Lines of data
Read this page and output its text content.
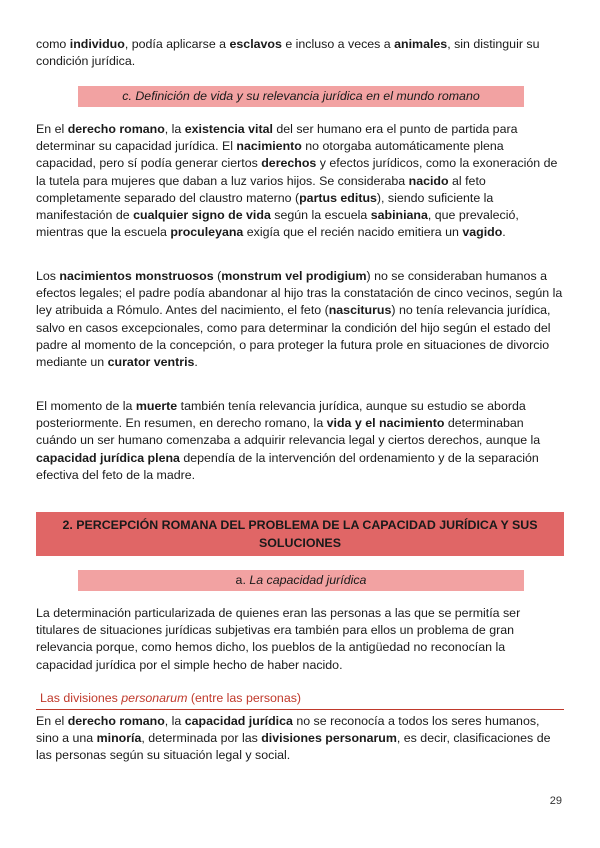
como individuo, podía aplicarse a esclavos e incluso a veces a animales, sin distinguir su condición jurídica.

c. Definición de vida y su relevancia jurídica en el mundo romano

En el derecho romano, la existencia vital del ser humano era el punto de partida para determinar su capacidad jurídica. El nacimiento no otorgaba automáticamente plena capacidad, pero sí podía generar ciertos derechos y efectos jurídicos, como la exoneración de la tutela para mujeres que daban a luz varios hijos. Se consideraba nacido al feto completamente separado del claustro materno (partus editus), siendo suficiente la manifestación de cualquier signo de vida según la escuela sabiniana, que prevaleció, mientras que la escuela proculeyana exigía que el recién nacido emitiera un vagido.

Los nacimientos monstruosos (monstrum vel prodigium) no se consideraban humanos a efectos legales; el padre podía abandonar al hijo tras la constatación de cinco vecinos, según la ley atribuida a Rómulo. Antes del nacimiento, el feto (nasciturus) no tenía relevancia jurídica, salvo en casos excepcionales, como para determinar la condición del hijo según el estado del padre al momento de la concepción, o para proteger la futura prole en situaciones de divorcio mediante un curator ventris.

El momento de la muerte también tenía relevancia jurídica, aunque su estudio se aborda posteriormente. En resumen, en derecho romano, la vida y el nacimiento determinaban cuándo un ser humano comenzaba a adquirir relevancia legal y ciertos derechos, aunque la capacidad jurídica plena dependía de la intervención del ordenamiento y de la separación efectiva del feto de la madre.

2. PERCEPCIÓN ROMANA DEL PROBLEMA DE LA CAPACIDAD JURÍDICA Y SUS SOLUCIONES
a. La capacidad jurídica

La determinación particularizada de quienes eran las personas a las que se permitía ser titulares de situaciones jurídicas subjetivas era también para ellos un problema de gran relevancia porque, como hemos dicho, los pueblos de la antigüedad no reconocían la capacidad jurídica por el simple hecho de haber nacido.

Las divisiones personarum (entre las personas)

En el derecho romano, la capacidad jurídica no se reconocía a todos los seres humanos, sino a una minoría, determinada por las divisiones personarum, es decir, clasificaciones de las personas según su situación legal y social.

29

INSTRUCTIONS FOR THE TASK. In the entries above, count each line with "personas"; reply with the total only.

ANSWER FOR THE TASK. 3